WHAT YOU HAVE TO DO: Gather every line in the records below that contains the word "Value".

EXTRACTED INFORMATION:
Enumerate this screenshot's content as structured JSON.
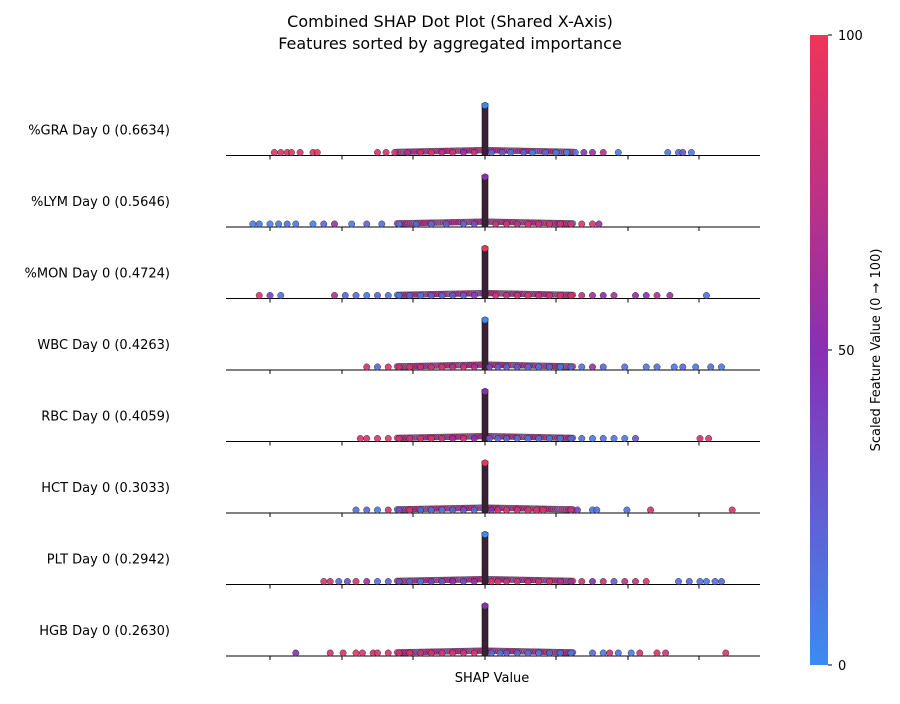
{
  "chart_data": {
    "type": "scatter",
    "title": "Combined SHAP Dot Plot (Shared X-Axis)",
    "subtitle": "Features sorted by aggregated importance",
    "xlabel": "SHAP Value",
    "colorbar": {
      "label": "Scaled Feature Value (0 → 100)",
      "ticks": [
        "0",
        "50",
        "100"
      ],
      "low_color": "#3b8bf0",
      "mid_color": "#8a2fb2",
      "high_color": "#ef3558"
    },
    "features": [
      {
        "label": "%GRA Day 0 (0.6634)",
        "importance": 0.6634,
        "dots": [
          [
            -0.98,
            0.9
          ],
          [
            -0.95,
            0.92
          ],
          [
            -0.92,
            0.9
          ],
          [
            -0.9,
            0.95
          ],
          [
            -0.86,
            0.9
          ],
          [
            -0.8,
            0.92
          ],
          [
            -0.78,
            0.95
          ],
          [
            -0.5,
            0.9
          ],
          [
            -0.46,
            0.85
          ],
          [
            -0.42,
            0.88
          ],
          [
            -0.36,
            0.7
          ],
          [
            -0.3,
            0.85
          ],
          [
            -0.25,
            0.92
          ],
          [
            -0.2,
            0.75
          ],
          [
            -0.15,
            0.85
          ],
          [
            -0.1,
            0.6
          ],
          [
            -0.05,
            0.8
          ],
          [
            0.03,
            0.2
          ],
          [
            0.08,
            0.3
          ],
          [
            0.12,
            0.15
          ],
          [
            0.18,
            0.25
          ],
          [
            0.22,
            0.1
          ],
          [
            0.28,
            0.2
          ],
          [
            0.33,
            0.1
          ],
          [
            0.38,
            0.05
          ],
          [
            0.42,
            0.15
          ],
          [
            0.46,
            0.45
          ],
          [
            0.5,
            0.6
          ],
          [
            0.55,
            0.7
          ],
          [
            0.62,
            0.1
          ],
          [
            0.85,
            0.1
          ],
          [
            0.9,
            0.15
          ],
          [
            0.92,
            0.3
          ],
          [
            0.96,
            0.1
          ]
        ]
      },
      {
        "label": "%LYM Day 0 (0.5646)",
        "importance": 0.5646,
        "dots": [
          [
            -1.08,
            0.05
          ],
          [
            -1.05,
            0.1
          ],
          [
            -1.0,
            0.05
          ],
          [
            -0.96,
            0.1
          ],
          [
            -0.92,
            0.15
          ],
          [
            -0.88,
            0.1
          ],
          [
            -0.8,
            0.05
          ],
          [
            -0.75,
            0.2
          ],
          [
            -0.7,
            0.6
          ],
          [
            -0.62,
            0.1
          ],
          [
            -0.55,
            0.2
          ],
          [
            -0.48,
            0.15
          ],
          [
            -0.4,
            0.1
          ],
          [
            -0.32,
            0.2
          ],
          [
            -0.25,
            0.15
          ],
          [
            -0.18,
            0.25
          ],
          [
            -0.1,
            0.2
          ],
          [
            -0.05,
            0.3
          ],
          [
            0.05,
            0.8
          ],
          [
            0.1,
            0.85
          ],
          [
            0.15,
            0.75
          ],
          [
            0.2,
            0.9
          ],
          [
            0.25,
            0.85
          ],
          [
            0.3,
            0.9
          ],
          [
            0.35,
            0.88
          ],
          [
            0.4,
            0.92
          ],
          [
            0.45,
            0.95
          ],
          [
            0.5,
            0.9
          ],
          [
            0.53,
            0.6
          ]
        ]
      },
      {
        "label": "%MON Day 0 (0.4724)",
        "importance": 0.4724,
        "dots": [
          [
            -1.05,
            0.9
          ],
          [
            -1.0,
            0.4
          ],
          [
            -0.95,
            0.15
          ],
          [
            -0.7,
            0.7
          ],
          [
            -0.65,
            0.2
          ],
          [
            -0.6,
            0.15
          ],
          [
            -0.55,
            0.1
          ],
          [
            -0.5,
            0.2
          ],
          [
            -0.45,
            0.15
          ],
          [
            -0.4,
            0.1
          ],
          [
            -0.35,
            0.2
          ],
          [
            -0.3,
            0.1
          ],
          [
            -0.25,
            0.25
          ],
          [
            -0.2,
            0.2
          ],
          [
            -0.15,
            0.3
          ],
          [
            -0.1,
            0.25
          ],
          [
            -0.05,
            0.4
          ],
          [
            0.05,
            0.85
          ],
          [
            0.1,
            0.8
          ],
          [
            0.15,
            0.85
          ],
          [
            0.2,
            0.9
          ],
          [
            0.25,
            0.8
          ],
          [
            0.3,
            0.85
          ],
          [
            0.35,
            0.88
          ],
          [
            0.4,
            0.9
          ],
          [
            0.45,
            0.75
          ],
          [
            0.5,
            0.6
          ],
          [
            0.55,
            0.5
          ],
          [
            0.6,
            0.65
          ],
          [
            0.7,
            0.55
          ],
          [
            0.75,
            0.5
          ],
          [
            0.8,
            0.7
          ],
          [
            0.86,
            0.6
          ],
          [
            1.03,
            0.15
          ]
        ]
      },
      {
        "label": "WBC Day 0 (0.4263)",
        "importance": 0.4263,
        "dots": [
          [
            -0.55,
            0.85
          ],
          [
            -0.5,
            0.2
          ],
          [
            -0.45,
            0.9
          ],
          [
            -0.4,
            0.85
          ],
          [
            -0.35,
            0.92
          ],
          [
            -0.3,
            0.8
          ],
          [
            -0.25,
            0.85
          ],
          [
            -0.2,
            0.9
          ],
          [
            -0.15,
            0.75
          ],
          [
            -0.1,
            0.85
          ],
          [
            -0.05,
            0.7
          ],
          [
            0.02,
            0.4
          ],
          [
            0.06,
            0.3
          ],
          [
            0.1,
            0.25
          ],
          [
            0.15,
            0.3
          ],
          [
            0.2,
            0.2
          ],
          [
            0.25,
            0.15
          ],
          [
            0.3,
            0.2
          ],
          [
            0.35,
            0.1
          ],
          [
            0.4,
            0.2
          ],
          [
            0.45,
            0.15
          ],
          [
            0.5,
            0.6
          ],
          [
            0.55,
            0.2
          ],
          [
            0.65,
            0.15
          ],
          [
            0.75,
            0.1
          ],
          [
            0.8,
            0.15
          ],
          [
            0.88,
            0.1
          ],
          [
            0.92,
            0.2
          ],
          [
            0.98,
            0.1
          ],
          [
            1.05,
            0.15
          ],
          [
            1.1,
            0.1
          ]
        ]
      },
      {
        "label": "RBC Day 0 (0.4059)",
        "importance": 0.4059,
        "dots": [
          [
            -0.58,
            0.9
          ],
          [
            -0.55,
            0.85
          ],
          [
            -0.5,
            0.9
          ],
          [
            -0.45,
            0.95
          ],
          [
            -0.4,
            0.9
          ],
          [
            -0.35,
            0.85
          ],
          [
            -0.3,
            0.9
          ],
          [
            -0.25,
            0.92
          ],
          [
            -0.2,
            0.85
          ],
          [
            -0.15,
            0.6
          ],
          [
            -0.1,
            0.85
          ],
          [
            -0.05,
            0.5
          ],
          [
            0.02,
            0.3
          ],
          [
            0.06,
            0.2
          ],
          [
            0.1,
            0.25
          ],
          [
            0.15,
            0.15
          ],
          [
            0.2,
            0.1
          ],
          [
            0.25,
            0.15
          ],
          [
            0.3,
            0.1
          ],
          [
            0.35,
            0.12
          ],
          [
            0.4,
            0.2
          ],
          [
            0.45,
            0.15
          ],
          [
            0.5,
            0.1
          ],
          [
            0.55,
            0.15
          ],
          [
            0.6,
            0.1
          ],
          [
            0.65,
            0.1
          ],
          [
            0.7,
            0.3
          ],
          [
            1.0,
            0.85
          ],
          [
            1.04,
            0.9
          ]
        ]
      },
      {
        "label": "HCT Day 0 (0.3033)",
        "importance": 0.3033,
        "dots": [
          [
            -0.6,
            0.15
          ],
          [
            -0.55,
            0.2
          ],
          [
            -0.5,
            0.1
          ],
          [
            -0.45,
            0.85
          ],
          [
            -0.4,
            0.3
          ],
          [
            -0.35,
            0.9
          ],
          [
            -0.3,
            0.2
          ],
          [
            -0.25,
            0.15
          ],
          [
            -0.2,
            0.1
          ],
          [
            -0.15,
            0.25
          ],
          [
            -0.1,
            0.3
          ],
          [
            -0.05,
            0.2
          ],
          [
            0.03,
            0.5
          ],
          [
            0.06,
            0.85
          ],
          [
            0.1,
            0.9
          ],
          [
            0.15,
            0.85
          ],
          [
            0.2,
            0.9
          ],
          [
            0.24,
            0.88
          ],
          [
            0.27,
            0.92
          ],
          [
            0.4,
            0.85
          ],
          [
            0.43,
            0.4
          ],
          [
            0.5,
            0.1
          ],
          [
            0.52,
            0.15
          ],
          [
            0.66,
            0.15
          ],
          [
            0.77,
            0.85
          ],
          [
            1.15,
            0.9
          ]
        ]
      },
      {
        "label": "PLT Day 0 (0.2942)",
        "importance": 0.2942,
        "dots": [
          [
            -0.75,
            0.9
          ],
          [
            -0.72,
            0.85
          ],
          [
            -0.68,
            0.2
          ],
          [
            -0.64,
            0.3
          ],
          [
            -0.6,
            0.9
          ],
          [
            -0.55,
            0.6
          ],
          [
            -0.5,
            0.15
          ],
          [
            -0.45,
            0.2
          ],
          [
            -0.4,
            0.3
          ],
          [
            -0.35,
            0.25
          ],
          [
            -0.3,
            0.1
          ],
          [
            -0.25,
            0.4
          ],
          [
            -0.2,
            0.3
          ],
          [
            -0.15,
            0.5
          ],
          [
            -0.1,
            0.35
          ],
          [
            -0.05,
            0.6
          ],
          [
            0.03,
            0.9
          ],
          [
            0.06,
            0.85
          ],
          [
            0.1,
            0.8
          ],
          [
            0.15,
            0.85
          ],
          [
            0.2,
            0.8
          ],
          [
            0.25,
            0.85
          ],
          [
            0.3,
            0.9
          ],
          [
            0.35,
            0.75
          ],
          [
            0.4,
            0.6
          ],
          [
            0.45,
            0.85
          ],
          [
            0.5,
            0.5
          ],
          [
            0.55,
            0.8
          ],
          [
            0.6,
            0.25
          ],
          [
            0.65,
            0.75
          ],
          [
            0.7,
            0.8
          ],
          [
            0.75,
            0.9
          ],
          [
            0.9,
            0.15
          ],
          [
            0.95,
            0.2
          ],
          [
            1.0,
            0.15
          ],
          [
            1.03,
            0.1
          ],
          [
            1.07,
            0.15
          ],
          [
            1.1,
            0.2
          ]
        ]
      },
      {
        "label": "HGB Day 0 (0.2630)",
        "importance": 0.263,
        "dots": [
          [
            -0.88,
            0.5
          ],
          [
            -0.72,
            0.85
          ],
          [
            -0.66,
            0.9
          ],
          [
            -0.6,
            0.92
          ],
          [
            -0.57,
            0.9
          ],
          [
            -0.52,
            0.85
          ],
          [
            -0.5,
            0.88
          ],
          [
            -0.45,
            0.9
          ],
          [
            -0.4,
            0.85
          ],
          [
            -0.35,
            0.9
          ],
          [
            -0.3,
            0.8
          ],
          [
            -0.25,
            0.85
          ],
          [
            -0.2,
            0.88
          ],
          [
            -0.15,
            0.9
          ],
          [
            -0.1,
            0.85
          ],
          [
            -0.05,
            0.9
          ],
          [
            0.03,
            0.2
          ],
          [
            0.07,
            0.15
          ],
          [
            0.1,
            0.25
          ],
          [
            0.15,
            0.2
          ],
          [
            0.2,
            0.15
          ],
          [
            0.25,
            0.1
          ],
          [
            0.3,
            0.2
          ],
          [
            0.35,
            0.15
          ],
          [
            0.4,
            0.1
          ],
          [
            0.5,
            0.2
          ],
          [
            0.55,
            0.1
          ],
          [
            0.58,
            0.85
          ],
          [
            0.62,
            0.15
          ],
          [
            0.68,
            0.1
          ],
          [
            0.72,
            0.85
          ],
          [
            0.8,
            0.9
          ],
          [
            0.84,
            0.85
          ],
          [
            1.12,
            0.9
          ]
        ]
      }
    ]
  }
}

REPLY TO THE TASK:
    "xlabel": "SHAP Value",
      "label": "Scaled Feature Value (0 → 100)",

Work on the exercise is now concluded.